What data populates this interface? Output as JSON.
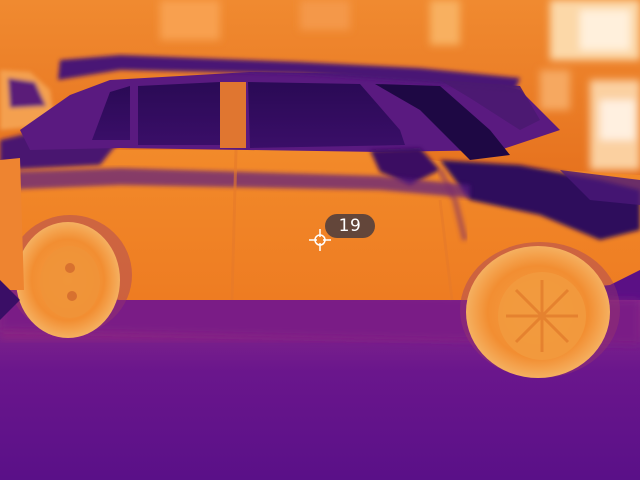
{
  "spot_meter": {
    "temperature_label": "19",
    "crosshair_icon": "crosshair-icon"
  },
  "palette": {
    "cold": "#2a0a5a",
    "cool": "#5b1085",
    "mid": "#b0307a",
    "warm": "#e8701a",
    "hot": "#f4a040",
    "hottest": "#fde8c8"
  }
}
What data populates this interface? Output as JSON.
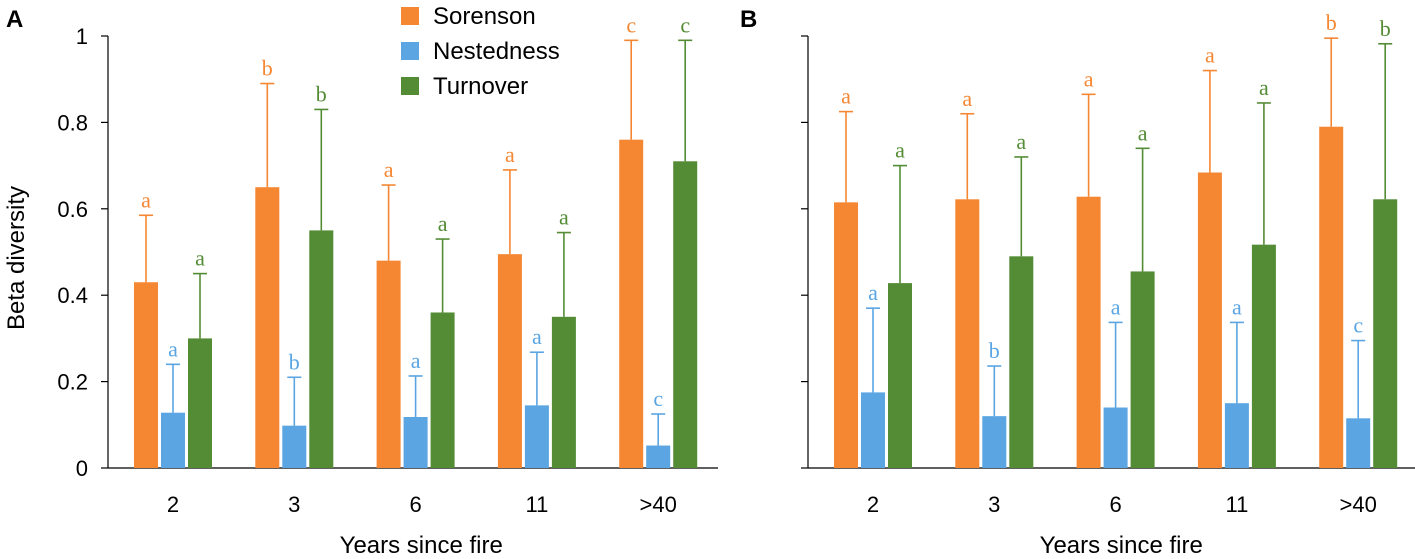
{
  "legend": [
    {
      "name": "Sorenson",
      "color": "#F58733"
    },
    {
      "name": "Nestedness",
      "color": "#5AA5E2"
    },
    {
      "name": "Turnover",
      "color": "#548C36"
    }
  ],
  "chart_data": [
    {
      "type": "bar",
      "panel": "A",
      "categories": [
        "2",
        "3",
        "6",
        "11",
        ">40"
      ],
      "xlabel": "Years since fire",
      "ylabel": "Beta diversity",
      "ylim": [
        0,
        1
      ],
      "yticks": [
        "0",
        "0.2",
        "0.4",
        "0.6",
        "0.8",
        "1"
      ],
      "series": [
        {
          "name": "Sorenson",
          "color": "#F58733",
          "values": [
            0.43,
            0.65,
            0.48,
            0.495,
            0.76
          ],
          "error_top": [
            0.585,
            0.89,
            0.655,
            0.69,
            0.99
          ],
          "letters": [
            "a",
            "b",
            "a",
            "a",
            "c"
          ]
        },
        {
          "name": "Nestedness",
          "color": "#5AA5E2",
          "values": [
            0.128,
            0.098,
            0.118,
            0.145,
            0.052
          ],
          "error_top": [
            0.24,
            0.21,
            0.213,
            0.268,
            0.125
          ],
          "letters": [
            "a",
            "b",
            "a",
            "a",
            "c"
          ]
        },
        {
          "name": "Turnover",
          "color": "#548C36",
          "values": [
            0.3,
            0.55,
            0.36,
            0.35,
            0.71
          ],
          "error_top": [
            0.45,
            0.83,
            0.53,
            0.545,
            0.99
          ],
          "letters": [
            "a",
            "b",
            "a",
            "a",
            "c"
          ]
        }
      ]
    },
    {
      "type": "bar",
      "panel": "B",
      "categories": [
        "2",
        "3",
        "6",
        "11",
        ">40"
      ],
      "xlabel": "Years since fire",
      "ylabel": "",
      "ylim": [
        0,
        1
      ],
      "yticks": [],
      "series": [
        {
          "name": "Sorenson",
          "color": "#F58733",
          "values": [
            0.615,
            0.622,
            0.628,
            0.684,
            0.79
          ],
          "error_top": [
            0.825,
            0.82,
            0.865,
            0.92,
            0.995
          ],
          "letters": [
            "a",
            "a",
            "a",
            "a",
            "b"
          ]
        },
        {
          "name": "Nestedness",
          "color": "#5AA5E2",
          "values": [
            0.175,
            0.12,
            0.14,
            0.15,
            0.115
          ],
          "error_top": [
            0.37,
            0.236,
            0.337,
            0.337,
            0.295
          ],
          "letters": [
            "a",
            "b",
            "a",
            "a",
            "c"
          ]
        },
        {
          "name": "Turnover",
          "color": "#548C36",
          "values": [
            0.428,
            0.49,
            0.455,
            0.517,
            0.622
          ],
          "error_top": [
            0.7,
            0.72,
            0.74,
            0.845,
            0.982
          ],
          "letters": [
            "a",
            "a",
            "a",
            "a",
            "b"
          ]
        }
      ]
    }
  ]
}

* * *

▶ SHORT TASK
Give back each entry exactly as it appears, with no pictures.

▶ OUTPUT BELOW
What data populates this interface? Output as JSON.
{
  "spot_meter": {
    "temperature_label": "19",
    "crosshair_icon": "crosshair-icon"
  },
  "palette": {
    "cold": "#2a0a5a",
    "cool": "#5b1085",
    "mid": "#b0307a",
    "warm": "#e8701a",
    "hot": "#f4a040",
    "hottest": "#fde8c8"
  }
}
What data populates this interface? Output as JSON.
{
  "legend": [
    {
      "name": "Sorenson",
      "color": "#F58733"
    },
    {
      "name": "Nestedness",
      "color": "#5AA5E2"
    },
    {
      "name": "Turnover",
      "color": "#548C36"
    }
  ],
  "chart_data": [
    {
      "type": "bar",
      "panel": "A",
      "categories": [
        "2",
        "3",
        "6",
        "11",
        ">40"
      ],
      "xlabel": "Years since fire",
      "ylabel": "Beta diversity",
      "ylim": [
        0,
        1
      ],
      "yticks": [
        "0",
        "0.2",
        "0.4",
        "0.6",
        "0.8",
        "1"
      ],
      "series": [
        {
          "name": "Sorenson",
          "color": "#F58733",
          "values": [
            0.43,
            0.65,
            0.48,
            0.495,
            0.76
          ],
          "error_top": [
            0.585,
            0.89,
            0.655,
            0.69,
            0.99
          ],
          "letters": [
            "a",
            "b",
            "a",
            "a",
            "c"
          ]
        },
        {
          "name": "Nestedness",
          "color": "#5AA5E2",
          "values": [
            0.128,
            0.098,
            0.118,
            0.145,
            0.052
          ],
          "error_top": [
            0.24,
            0.21,
            0.213,
            0.268,
            0.125
          ],
          "letters": [
            "a",
            "b",
            "a",
            "a",
            "c"
          ]
        },
        {
          "name": "Turnover",
          "color": "#548C36",
          "values": [
            0.3,
            0.55,
            0.36,
            0.35,
            0.71
          ],
          "error_top": [
            0.45,
            0.83,
            0.53,
            0.545,
            0.99
          ],
          "letters": [
            "a",
            "b",
            "a",
            "a",
            "c"
          ]
        }
      ]
    },
    {
      "type": "bar",
      "panel": "B",
      "categories": [
        "2",
        "3",
        "6",
        "11",
        ">40"
      ],
      "xlabel": "Years since fire",
      "ylabel": "",
      "ylim": [
        0,
        1
      ],
      "yticks": [],
      "series": [
        {
          "name": "Sorenson",
          "color": "#F58733",
          "values": [
            0.615,
            0.622,
            0.628,
            0.684,
            0.79
          ],
          "error_top": [
            0.825,
            0.82,
            0.865,
            0.92,
            0.995
          ],
          "letters": [
            "a",
            "a",
            "a",
            "a",
            "b"
          ]
        },
        {
          "name": "Nestedness",
          "color": "#5AA5E2",
          "values": [
            0.175,
            0.12,
            0.14,
            0.15,
            0.115
          ],
          "error_top": [
            0.37,
            0.236,
            0.337,
            0.337,
            0.295
          ],
          "letters": [
            "a",
            "b",
            "a",
            "a",
            "c"
          ]
        },
        {
          "name": "Turnover",
          "color": "#548C36",
          "values": [
            0.428,
            0.49,
            0.455,
            0.517,
            0.622
          ],
          "error_top": [
            0.7,
            0.72,
            0.74,
            0.845,
            0.982
          ],
          "letters": [
            "a",
            "a",
            "a",
            "a",
            "b"
          ]
        }
      ]
    }
  ]
}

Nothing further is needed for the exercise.